> _RECORD SET_:
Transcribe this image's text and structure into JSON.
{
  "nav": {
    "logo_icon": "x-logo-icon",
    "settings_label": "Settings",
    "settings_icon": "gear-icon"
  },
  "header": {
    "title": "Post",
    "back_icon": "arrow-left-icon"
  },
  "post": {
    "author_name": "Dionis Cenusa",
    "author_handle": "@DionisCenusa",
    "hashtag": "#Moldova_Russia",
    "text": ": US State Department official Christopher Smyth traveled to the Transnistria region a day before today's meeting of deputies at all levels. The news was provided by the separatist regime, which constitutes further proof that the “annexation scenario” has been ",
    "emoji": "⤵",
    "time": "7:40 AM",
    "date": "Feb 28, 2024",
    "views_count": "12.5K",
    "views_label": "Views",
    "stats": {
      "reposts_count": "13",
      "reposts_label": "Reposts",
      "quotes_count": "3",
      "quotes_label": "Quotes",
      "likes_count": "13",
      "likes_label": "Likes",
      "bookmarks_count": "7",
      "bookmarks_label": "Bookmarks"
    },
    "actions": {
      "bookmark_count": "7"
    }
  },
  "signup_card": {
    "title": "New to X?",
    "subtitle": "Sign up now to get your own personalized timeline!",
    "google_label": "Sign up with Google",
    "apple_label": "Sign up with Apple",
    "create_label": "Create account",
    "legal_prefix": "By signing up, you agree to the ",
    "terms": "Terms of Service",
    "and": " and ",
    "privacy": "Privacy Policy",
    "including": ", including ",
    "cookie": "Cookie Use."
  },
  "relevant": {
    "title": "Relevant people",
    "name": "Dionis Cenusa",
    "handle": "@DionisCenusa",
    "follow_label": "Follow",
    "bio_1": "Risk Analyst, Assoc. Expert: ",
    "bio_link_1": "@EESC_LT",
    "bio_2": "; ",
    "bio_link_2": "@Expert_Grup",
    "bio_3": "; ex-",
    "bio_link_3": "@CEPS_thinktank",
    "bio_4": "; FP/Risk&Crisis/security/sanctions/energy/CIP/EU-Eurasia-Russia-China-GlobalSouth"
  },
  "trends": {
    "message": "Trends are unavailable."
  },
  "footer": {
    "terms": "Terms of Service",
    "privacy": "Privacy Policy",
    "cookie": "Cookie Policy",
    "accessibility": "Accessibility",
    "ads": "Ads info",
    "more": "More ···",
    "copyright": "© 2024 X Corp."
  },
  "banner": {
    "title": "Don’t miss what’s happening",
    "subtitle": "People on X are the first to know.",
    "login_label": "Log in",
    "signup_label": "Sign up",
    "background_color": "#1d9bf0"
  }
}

> _WRITTEN PROBLEM_: Identify the lines above with the word "icon". Copy them.

> _ANSWER IN FULL_:
    "logo_icon": "x-logo-icon",
    "settings_icon": "gear-icon"
    "back_icon": "arrow-left-icon"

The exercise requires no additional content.